Using the data below, copy each line that includes the word "Trapezoidal".

Records to process:
____

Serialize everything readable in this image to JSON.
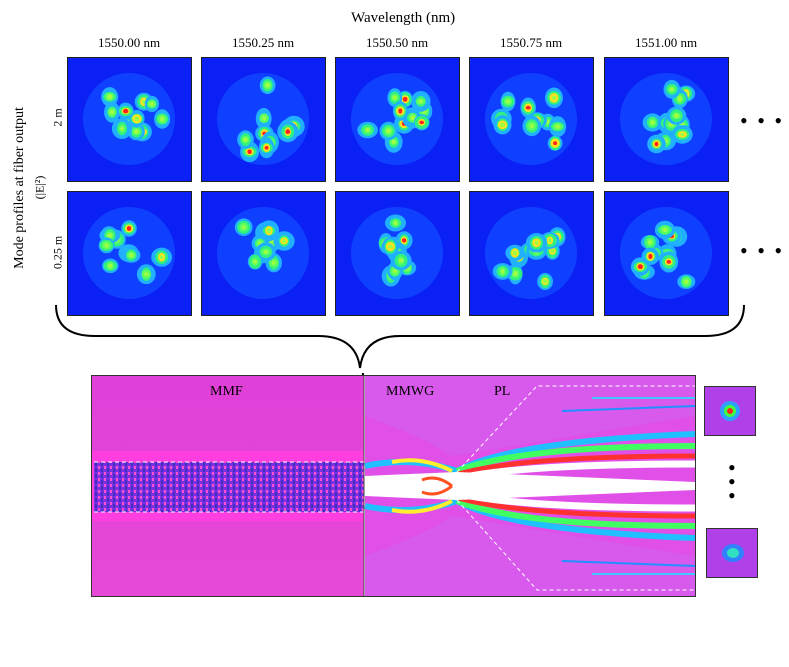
{
  "header": {
    "title": "Wavelength (nm)"
  },
  "columns": [
    "1550.00 nm",
    "1550.25 nm",
    "1550.50 nm",
    "1550.75 nm",
    "1551.00 nm"
  ],
  "y_axis": {
    "title": "Mode profiles at fiber output",
    "unit": "(|E|²)"
  },
  "rows": [
    {
      "label": "2 m"
    },
    {
      "label": "0.25 m"
    }
  ],
  "ellipsis": "• • •",
  "simulation": {
    "labels": {
      "mmf": "MMF",
      "mmwg": "MMWG",
      "pl": "PL"
    }
  },
  "colors": {
    "mode_bg": "#0a20f5",
    "sim_bg": "#e040d8",
    "hot": "#ff2020"
  },
  "vertical_ellipsis": "•\n•\n•"
}
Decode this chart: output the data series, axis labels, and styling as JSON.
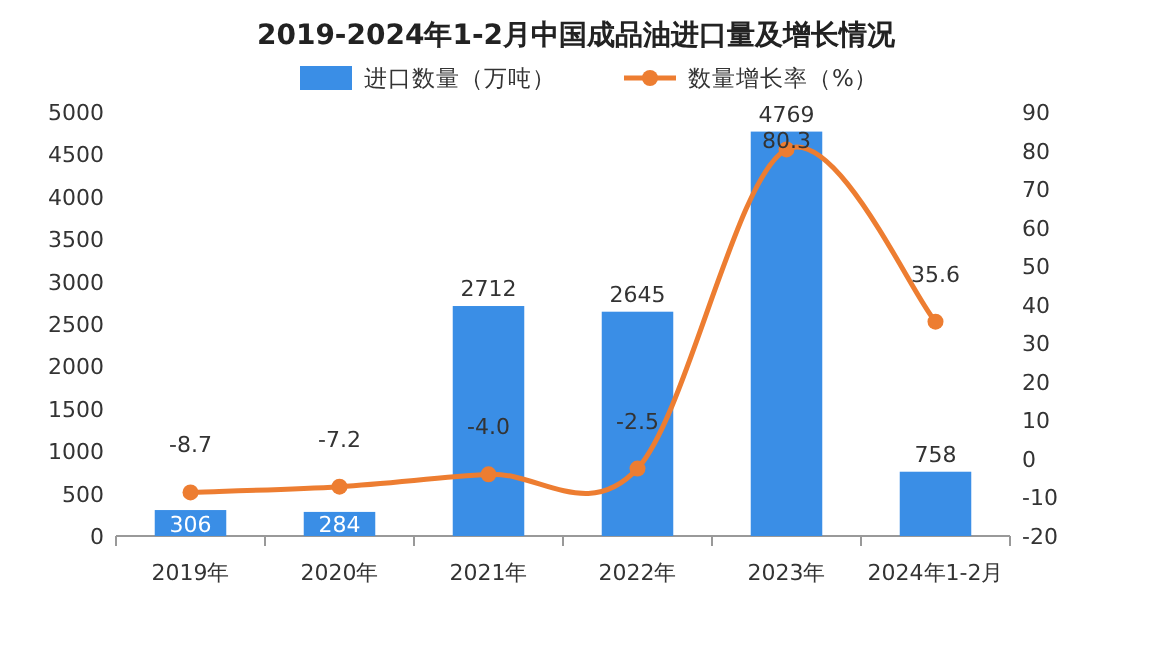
{
  "chart_data": {
    "type": "bar",
    "title": "2019-2024年1-2月中国成品油进口量及增长情况",
    "categories": [
      "2019年",
      "2020年",
      "2021年",
      "2022年",
      "2023年",
      "2024年1-2月"
    ],
    "series": [
      {
        "name": "进口数量（万吨）",
        "color": "#3a8ee6",
        "values": [
          306,
          284,
          2712,
          2645,
          4769,
          758
        ]
      },
      {
        "name": "数量增长率（%）",
        "type": "line",
        "axis": "y2",
        "color": "#ed7d31",
        "values": [
          -8.7,
          -7.2,
          -4.0,
          -2.5,
          80.3,
          35.6
        ],
        "value_labels": [
          "-8.7",
          "-7.2",
          "-4.0",
          "-2.5",
          "80.3",
          "35.6"
        ]
      }
    ],
    "ylim": [
      0,
      5000
    ],
    "yticks": [
      0,
      500,
      1000,
      1500,
      2000,
      2500,
      3000,
      3500,
      4000,
      4500,
      5000
    ],
    "y2lim": [
      -20,
      90
    ],
    "y2ticks": [
      -20,
      -10,
      0,
      10,
      20,
      30,
      40,
      50,
      60,
      70,
      80,
      90
    ],
    "legend": "top",
    "data_labels": true,
    "marker": "circle",
    "grid": false
  }
}
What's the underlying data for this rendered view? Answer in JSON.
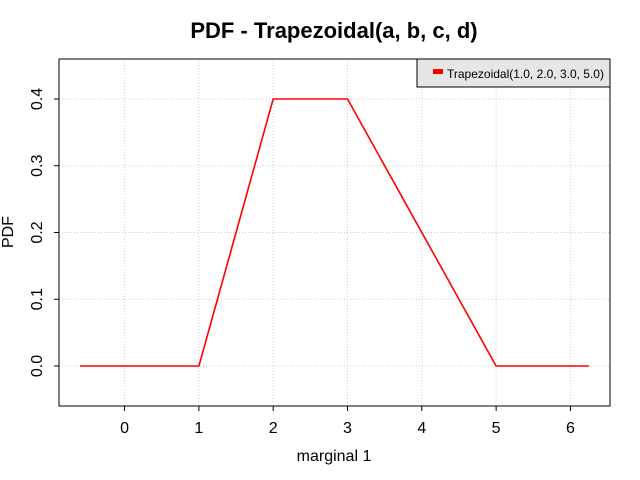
{
  "chart_data": {
    "type": "line",
    "title": "PDF - Trapezoidal(a, b, c, d)",
    "xlabel": "marginal 1",
    "ylabel": "PDF",
    "xlim": [
      -0.6,
      6.25
    ],
    "ylim": [
      0.0,
      0.4
    ],
    "xticks": [
      0,
      1,
      2,
      3,
      4,
      5,
      6
    ],
    "yticks": [
      0.0,
      0.1,
      0.2,
      0.3,
      0.4
    ],
    "ytick_labels": [
      "0.0",
      "0.1",
      "0.2",
      "0.3",
      "0.4"
    ],
    "grid": true,
    "legend_position": "top-right",
    "series": [
      {
        "name": "Trapezoidal(1.0, 2.0, 3.0, 5.0)",
        "color": "#ff0000",
        "x": [
          -0.6,
          1.0,
          2.0,
          3.0,
          5.0,
          6.25
        ],
        "y": [
          0.0,
          0.0,
          0.4,
          0.4,
          0.0,
          0.0
        ]
      }
    ]
  }
}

____

Task solution:
    "title": "PDF - Trapezoidal(a, b, c, d)",
        "name": "Trapezoidal(1.0, 2.0, 3.0, 5.0)",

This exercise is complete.